What the exercise asks:
In this exercise, return the whole listing exactly, excluding any images.

━━━━━ Task input ━━━━━

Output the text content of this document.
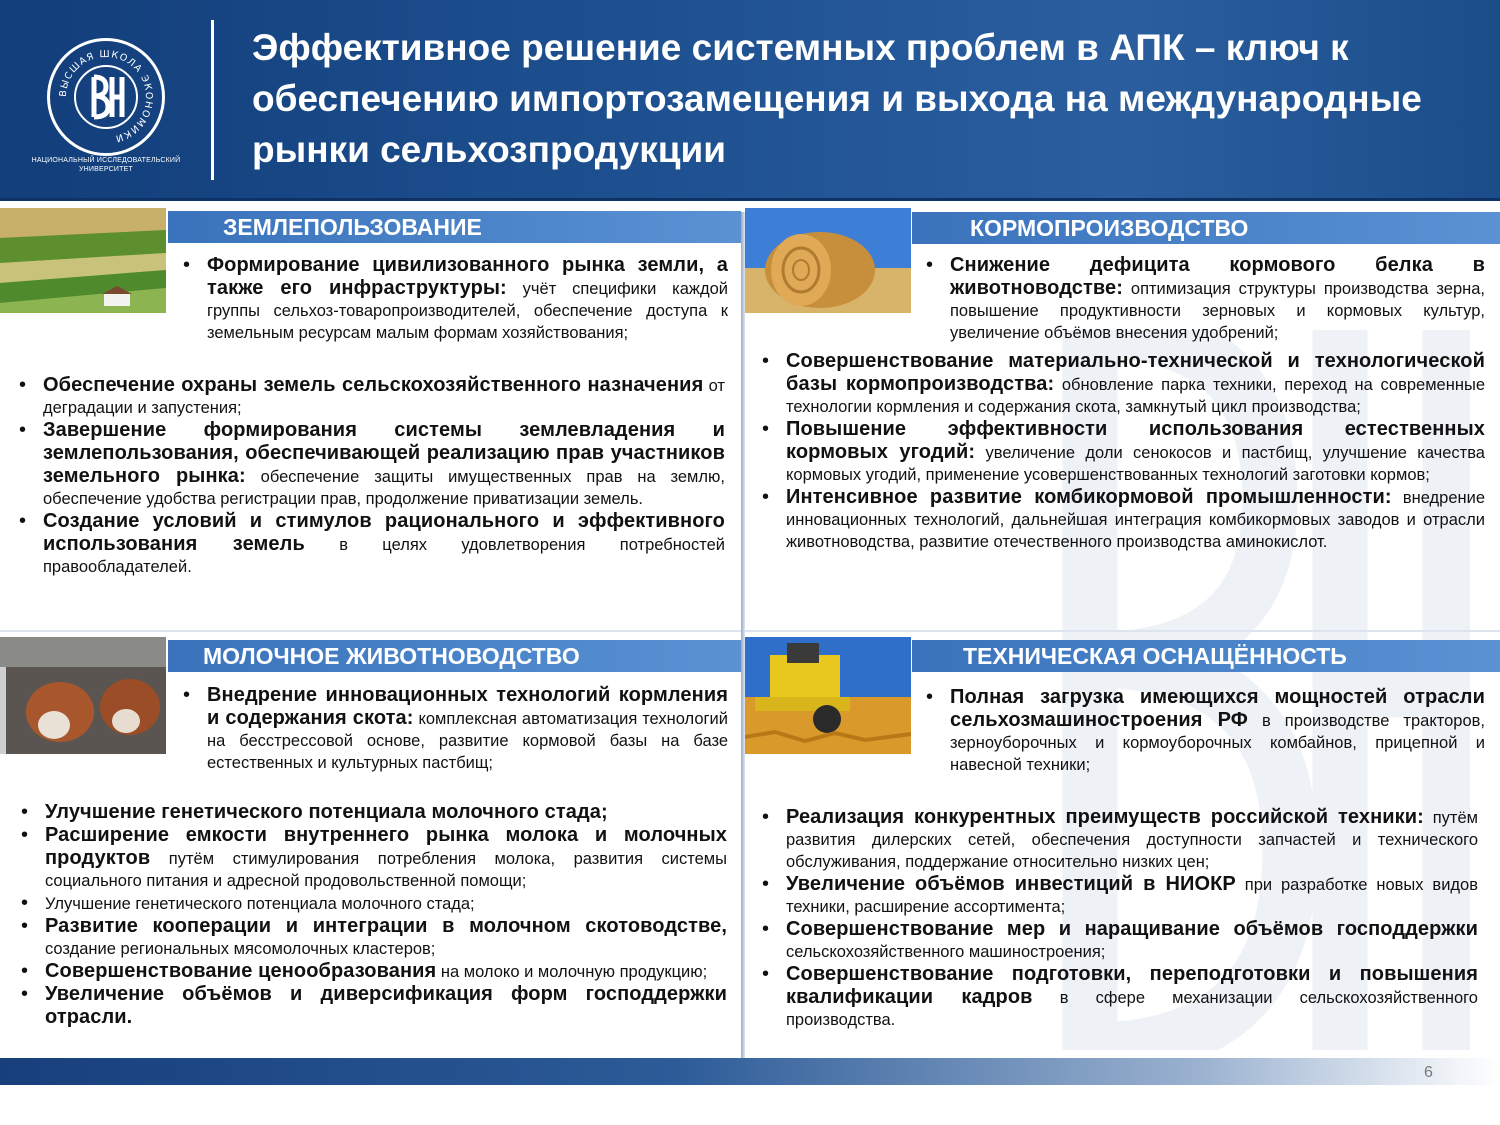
ВЫСШАЯ ШКОЛА ЭКОНОМИКИ
НАЦИОНАЛЬНЫЙ ИССЛЕДОВАТЕЛЬСКИЙ УНИВЕРСИТЕТ
Эффективное решение системных проблем в АПК – ключ к обеспечению импортозамещения и выхода на международные рынки сельхозпродукции
ЗЕМЛЕПОЛЬЗОВАНИЕ	КОРМОПРОИЗВОДСТВО
МОЛОЧНОЕ ЖИВОТНОВОДСТВО	ТЕХНИЧЕСКАЯ ОСНАЩЁННОСТЬ
• Формирование цивилизованного рынка земли, а также его инфраструктуры: учёт специфики каждой группы сельхоз-товаропроизводителей, обеспечение доступа к земельным ресурсам малым формам хозяйствования;
• Обеспечение охраны земель сельскохозяйственного назначения от деградации и запустения;
• Завершение формирования системы землевладения и землепользования, обеспечивающей реализацию прав участников земельного рынка: обеспечение защиты имущественных прав на землю, обеспечение удобства регистрации прав, продолжение приватизации земель.
• Создание условий и стимулов рационального и эффективного использования земель в целях удовлетворения потребностей правообладателей.
• Снижение дефицита кормового белка в животноводстве: оптимизация структуры производства зерна, повышение продуктивности зерновых и кормовых культур, увеличение объёмов внесения удобрений;
• Совершенствование материально-технической и технологической базы кормопроизводства: обновление парка техники, переход на современные технологии кормления и содержания скота, замкнутый цикл производства;
• Повышение эффективности использования естественных кормовых угодий: увеличение доли сенокосов и пастбищ, улучшение качества кормовых угодий, применение усовершенствованных технологий заготовки кормов;
• Интенсивное развитие комбикормовой промышленности: внедрение инновационных технологий, дальнейшая интеграция комбикормовых заводов и отрасли животноводства, развитие отечественного производства аминокислот.
• Внедрение инновационных технологий кормления и содержания скота: комплексная автоматизация технологий на бесстрессовой основе, развитие кормовой базы на базе естественных и культурных пастбищ;
• Улучшение генетического потенциала молочного стада;
• Расширение емкости внутреннего рынка молока и молочных продуктов путём стимулирования потребления молока, развития системы социального питания и адресной продовольственной помощи;
• Улучшение генетического потенциала молочного стада;
• Развитие кооперации и интеграции в молочном скотоводстве, создание региональных мясомолочных кластеров;
• Совершенствование ценообразования на молоко и молочную продукцию;
• Увеличение объёмов и диверсификация форм господдержки отрасли.
• Полная загрузка имеющихся мощностей отрасли сельхозмашиностроения РФ в производстве тракторов, зерноуборочных и кормоуборочных комбайнов, прицепной и навесной техники;
• Реализация конкурентных преимуществ российской техники: путём развития дилерских сетей, обеспечения доступности запчастей и технического обслуживания, поддержание относительно низких цен;
• Увеличение объёмов инвестиций в НИОКР при разработке новых видов техники, расширение ассортимента;
• Совершенствование мер и наращивание объёмов господдержки сельскохозяйственного машиностроения;
• Совершенствование подготовки, переподготовки и повышения квалификации кадров в сфере механизации сельскохозяйственного производства.
6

━━━━━

Written reply:
Output the text content of this document.
ВЫСШАЯ ШКОЛА ЭКОНОМИКИ
НАЦИОНАЛЬНЫЙ ИССЛЕДОВАТЕЛЬСКИЙ УНИВЕРСИТЕТ
Эффективное решение системных проблем в АПК – ключ к обеспечению импортозамещения и выхода на международные рынки сельхозпродукции
ЗЕМЛЕПОЛЬЗОВАНИЕ	КОРМОПРОИЗВОДСТВО
МОЛОЧНОЕ ЖИВОТНОВОДСТВО	ТЕХНИЧЕСКАЯ ОСНАЩЁННОСТЬ
• Формирование цивилизованного рынка земли, а также его инфраструктуры: учёт специфики каждой группы сельхоз-товаропроизводителей, обеспечение доступа к земельным ресурсам малым формам хозяйствования;
• Обеспечение охраны земель сельскохозяйственного назначения от деградации и запустения;
• Завершение формирования системы землевладения и землепользования, обеспечивающей реализацию прав участников земельного рынка: обеспечение защиты имущественных прав на землю, обеспечение удобства регистрации прав, продолжение приватизации земель.
• Создание условий и стимулов рационального и эффективного использования земель в целях удовлетворения потребностей правообладателей.
• Снижение дефицита кормового белка в животноводстве: оптимизация структуры производства зерна, повышение продуктивности зерновых и кормовых культур, увеличение объёмов внесения удобрений;
• Совершенствование материально-технической и технологической базы кормопроизводства: обновление парка техники, переход на современные технологии кормления и содержания скота, замкнутый цикл производства;
• Повышение эффективности использования естественных кормовых угодий: увеличение доли сенокосов и пастбищ, улучшение качества кормовых угодий, применение усовершенствованных технологий заготовки кормов;
• Интенсивное развитие комбикормовой промышленности: внедрение инновационных технологий, дальнейшая интеграция комбикормовых заводов и отрасли животноводства, развитие отечественного производства аминокислот.
• Внедрение инновационных технологий кормления и содержания скота: комплексная автоматизация технологий на бесстрессовой основе, развитие кормовой базы на базе естественных и культурных пастбищ;
• Улучшение генетического потенциала молочного стада;
• Расширение емкости внутреннего рынка молока и молочных продуктов путём стимулирования потребления молока, развития системы социального питания и адресной продовольственной помощи;
• Улучшение генетического потенциала молочного стада;
• Развитие кооперации и интеграции в молочном скотоводстве, создание региональных мясомолочных кластеров;
• Совершенствование ценообразования на молоко и молочную продукцию;
• Увеличение объёмов и диверсификация форм господдержки отрасли.
• Полная загрузка имеющихся мощностей отрасли сельхозмашиностроения РФ в производстве тракторов, зерноуборочных и кормоуборочных комбайнов, прицепной и навесной техники;
• Реализация конкурентных преимуществ российской техники: путём развития дилерских сетей, обеспечения доступности запчастей и технического обслуживания, поддержание относительно низких цен;
• Увеличение объёмов инвестиций в НИОКР при разработке новых видов техники, расширение ассортимента;
• Совершенствование мер и наращивание объёмов господдержки сельскохозяйственного машиностроения;
• Совершенствование подготовки, переподготовки и повышения квалификации кадров в сфере механизации сельскохозяйственного производства.
6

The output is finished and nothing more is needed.